WHAT YOU NEED TO DO: Exclude all pictures, then copy each of the records exactly as written.

======== MATERIAL FOR THIS EXERCISE ========

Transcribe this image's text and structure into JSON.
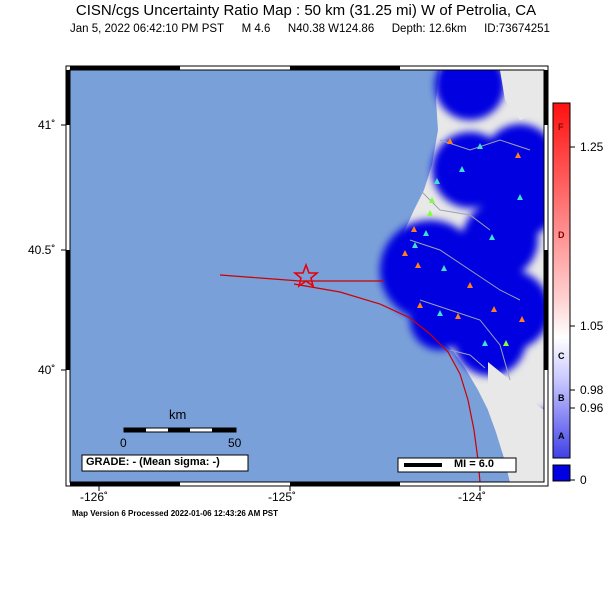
{
  "map": {
    "title": "CISN/cgs Uncertainty Ratio Map : 50 km (31.25 mi) W of Petrolia, CA",
    "event_time": "Jan  5, 2022 06:42:10 PM PST",
    "magnitude": "M 4.6",
    "location": "N40.38 W124.86",
    "depth": "Depth: 12.6km",
    "event_id": "ID:73674251",
    "lat_labels": [
      "41˚",
      "40.5˚",
      "40˚"
    ],
    "lon_labels": [
      "-126˚",
      "-125˚",
      "-124˚"
    ],
    "scale_unit": "km",
    "scale_ticks": [
      "0",
      "50"
    ],
    "grade_text": "GRADE: - (Mean sigma: -)",
    "mi_legend": "MI = 6.0",
    "footer": "Map Version 6 Processed 2022-01-06 12:43:26 AM PST"
  },
  "colorbar": {
    "values": [
      "1.25",
      "1.05",
      "0.98",
      "0.96",
      "0"
    ],
    "letters": [
      "F",
      "D",
      "C",
      "B",
      "A"
    ]
  },
  "colors": {
    "ocean": "#7aa0d9",
    "land": "#e8e8e8",
    "uncertainty": "#0000e0",
    "fault": "#cc0000",
    "epicenter": "#e8000a",
    "station_cyan": "#40e0d0",
    "station_orange": "#ff7f20",
    "station_green": "#80ff40"
  }
}
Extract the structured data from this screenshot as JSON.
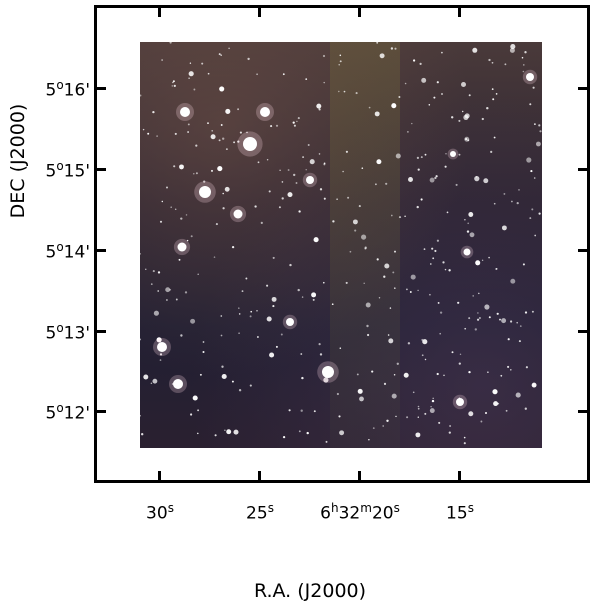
{
  "axes": {
    "ylabel": "DEC (J2000)",
    "xlabel": "R.A. (J2000)",
    "yticks": [
      {
        "deg": "5",
        "unit": "o",
        "min": "16",
        "prime": "'"
      },
      {
        "deg": "5",
        "unit": "o",
        "min": "15",
        "prime": "'"
      },
      {
        "deg": "5",
        "unit": "o",
        "min": "14",
        "prime": "'"
      },
      {
        "deg": "5",
        "unit": "o",
        "min": "13",
        "prime": "'"
      },
      {
        "deg": "5",
        "unit": "o",
        "min": "12",
        "prime": "'"
      }
    ],
    "xticks": [
      {
        "prefix": "",
        "val": "30",
        "unit": "s"
      },
      {
        "prefix": "",
        "val": "25",
        "unit": "s"
      },
      {
        "prefix": "6",
        "val": "20",
        "unit": "s",
        "h": "h",
        "m": "32",
        "mu": "m"
      },
      {
        "prefix": "",
        "val": "15",
        "unit": "s"
      }
    ]
  },
  "image": {
    "description_colors": {
      "background": "#2a2433",
      "stars": "#ffffff"
    }
  }
}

========

RESPONSE BELOW:
Transcribe this image's text and structure into JSON.
{
  "map": {
    "title": "CISN/cgs Uncertainty Ratio Map : 50 km (31.25 mi) W of Petrolia, CA",
    "event_time": "Jan  5, 2022 06:42:10 PM PST",
    "magnitude": "M 4.6",
    "location": "N40.38 W124.86",
    "depth": "Depth: 12.6km",
    "event_id": "ID:73674251",
    "lat_labels": [
      "41˚",
      "40.5˚",
      "40˚"
    ],
    "lon_labels": [
      "-126˚",
      "-125˚",
      "-124˚"
    ],
    "scale_unit": "km",
    "scale_ticks": [
      "0",
      "50"
    ],
    "grade_text": "GRADE: - (Mean sigma: -)",
    "mi_legend": "MI = 6.0",
    "footer": "Map Version 6 Processed 2022-01-06 12:43:26 AM PST"
  },
  "colorbar": {
    "values": [
      "1.25",
      "1.05",
      "0.98",
      "0.96",
      "0"
    ],
    "letters": [
      "F",
      "D",
      "C",
      "B",
      "A"
    ]
  },
  "colors": {
    "ocean": "#7aa0d9",
    "land": "#e8e8e8",
    "uncertainty": "#0000e0",
    "fault": "#cc0000",
    "epicenter": "#e8000a",
    "station_cyan": "#40e0d0",
    "station_orange": "#ff7f20",
    "station_green": "#80ff40"
  }
}
Extract the structured data from this screenshot as JSON.
{
  "axes": {
    "ylabel": "DEC (J2000)",
    "xlabel": "R.A. (J2000)",
    "yticks": [
      {
        "deg": "5",
        "unit": "o",
        "min": "16",
        "prime": "'"
      },
      {
        "deg": "5",
        "unit": "o",
        "min": "15",
        "prime": "'"
      },
      {
        "deg": "5",
        "unit": "o",
        "min": "14",
        "prime": "'"
      },
      {
        "deg": "5",
        "unit": "o",
        "min": "13",
        "prime": "'"
      },
      {
        "deg": "5",
        "unit": "o",
        "min": "12",
        "prime": "'"
      }
    ],
    "xticks": [
      {
        "prefix": "",
        "val": "30",
        "unit": "s"
      },
      {
        "prefix": "",
        "val": "25",
        "unit": "s"
      },
      {
        "prefix": "6",
        "val": "20",
        "unit": "s",
        "h": "h",
        "m": "32",
        "mu": "m"
      },
      {
        "prefix": "",
        "val": "15",
        "unit": "s"
      }
    ]
  },
  "image": {
    "description_colors": {
      "background": "#2a2433",
      "stars": "#ffffff"
    }
  }
}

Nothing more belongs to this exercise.